#### Written exercise:
Rewrite every line of the data below as a numbered list, skipping blank lines and leaving out the pictures.

[Stored entries]
-*-*-

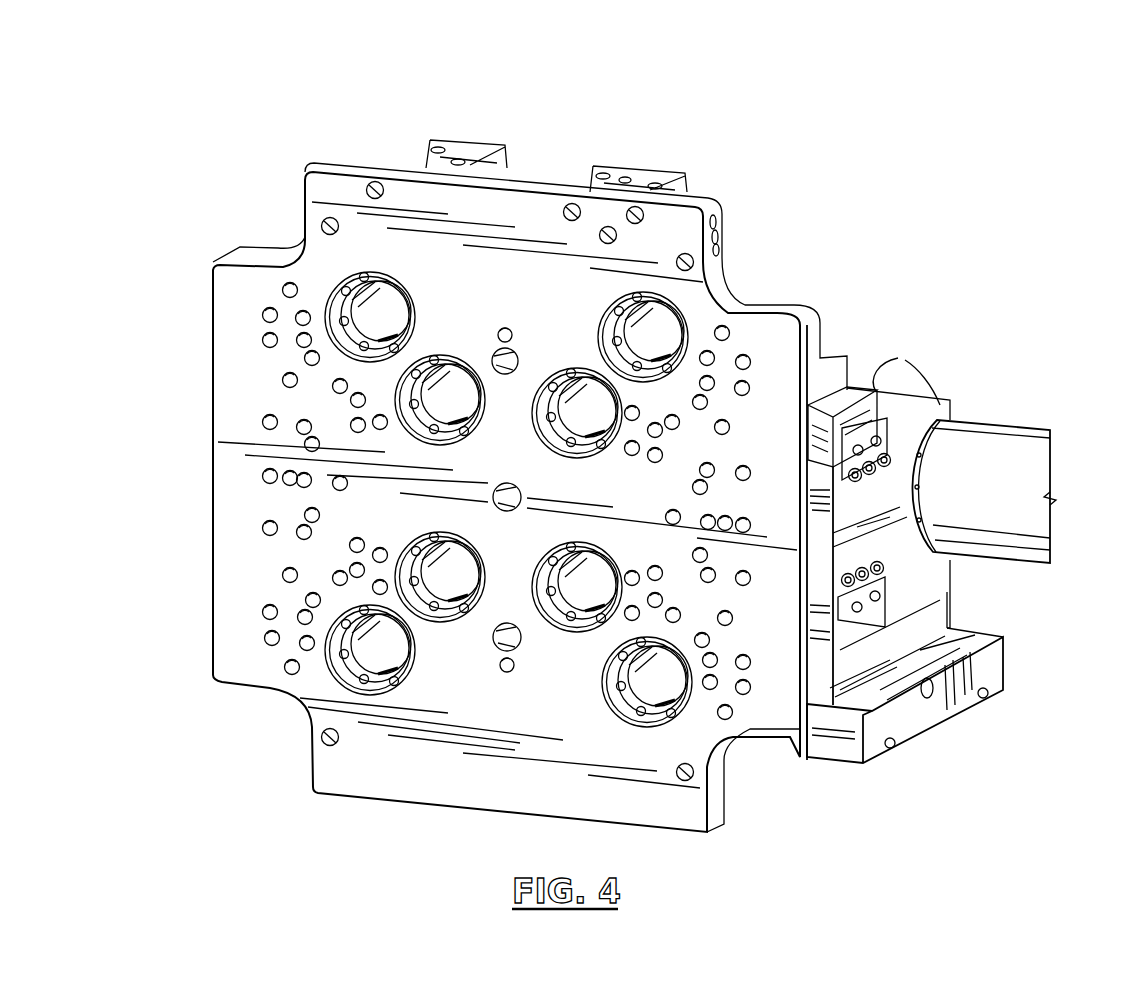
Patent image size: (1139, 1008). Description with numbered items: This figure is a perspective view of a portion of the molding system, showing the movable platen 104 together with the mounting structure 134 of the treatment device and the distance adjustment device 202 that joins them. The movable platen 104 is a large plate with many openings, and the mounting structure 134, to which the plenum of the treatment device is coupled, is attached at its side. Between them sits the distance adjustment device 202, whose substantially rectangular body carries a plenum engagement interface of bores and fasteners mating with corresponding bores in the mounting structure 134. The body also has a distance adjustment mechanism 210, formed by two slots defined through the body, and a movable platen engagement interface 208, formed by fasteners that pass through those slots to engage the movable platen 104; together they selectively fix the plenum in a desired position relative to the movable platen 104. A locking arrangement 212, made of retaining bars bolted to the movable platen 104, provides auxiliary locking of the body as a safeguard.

The movable platen 104 is at (470, 140).
The mounting structure 134 is at (1018, 437).
The distance adjustment device 202 is at (938, 413).
The movable platen engagement interface 208 is at (883, 578).
The distance adjustment mechanism 210 is at (917, 413).
The locking arrangement 212 is at (895, 413).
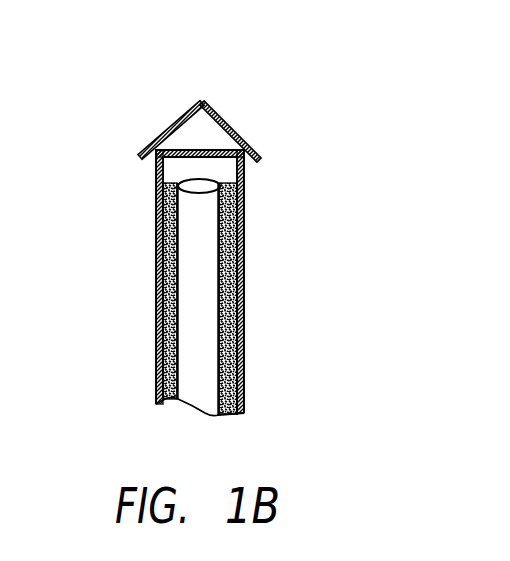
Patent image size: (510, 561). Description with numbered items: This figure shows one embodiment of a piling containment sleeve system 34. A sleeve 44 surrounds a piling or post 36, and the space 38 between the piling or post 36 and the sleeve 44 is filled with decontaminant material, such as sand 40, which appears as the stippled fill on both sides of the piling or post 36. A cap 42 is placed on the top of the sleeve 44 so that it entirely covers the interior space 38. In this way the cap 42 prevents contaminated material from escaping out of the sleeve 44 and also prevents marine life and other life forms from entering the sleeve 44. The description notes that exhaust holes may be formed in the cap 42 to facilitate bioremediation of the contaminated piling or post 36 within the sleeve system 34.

-*-*-

#### Full output:
1. Patent image size: (1139, 1008). Description with numbered items: This figure is a perspective view of a portion of the molding system, showing the movable platen 104 together with the mounting structure 134 of the treatment device and the distance adjustment device 202 that joins them. The movable platen 104 is a large plate with many openings, and the mounting structure 134, to which the plenum of the treatment device is coupled, is attached at its side. Between them sits the distance adjustment device 202, whose substantially rectangular body carries a plenum engagement interface of bores and fasteners mating with corresponding bores in the mounting structure 134. The body also has a distance adjustment mechanism 210, formed by two slots defined through the body, and a movable platen engagement interface 208, formed by fasteners that pass through those slots to engage the movable platen 104; together they selectively fix the plenum in a desired position relative to the movable platen 104. A locking arrangement 212, made of retaining bars bolted to the movable platen 104, provides auxiliary locking of the body as a safeguard.
2. The movable platen 104 is at (470, 140).
3. The mounting structure 134 is at (1018, 437).
4. The distance adjustment device 202 is at (938, 413).
5. The movable platen engagement interface 208 is at (883, 578).
6. The distance adjustment mechanism 210 is at (917, 413).
7. The locking arrangement 212 is at (895, 413).
8. Patent image size: (510, 561). Description with numbered items: This figure shows one embodiment of a piling containment sleeve system 34. A sleeve 44 surrounds a piling or post 36, and the space 38 between the piling or post 36 and the sleeve 44 is filled with decontaminant material, such as sand 40, which appears as the stippled fill on both sides of the piling or post 36. A cap 42 is placed on the top of the sleeve 44 so that it entirely covers the interior space 38. In this way the cap 42 prevents contaminated material from escaping out of the sleeve 44 and also prevents marine life and other life forms from entering the sleeve 44. The description notes that exhaust holes may be formed in the cap 42 to facilitate bioremediation of the contaminated piling or post 36 within the sleeve system 34.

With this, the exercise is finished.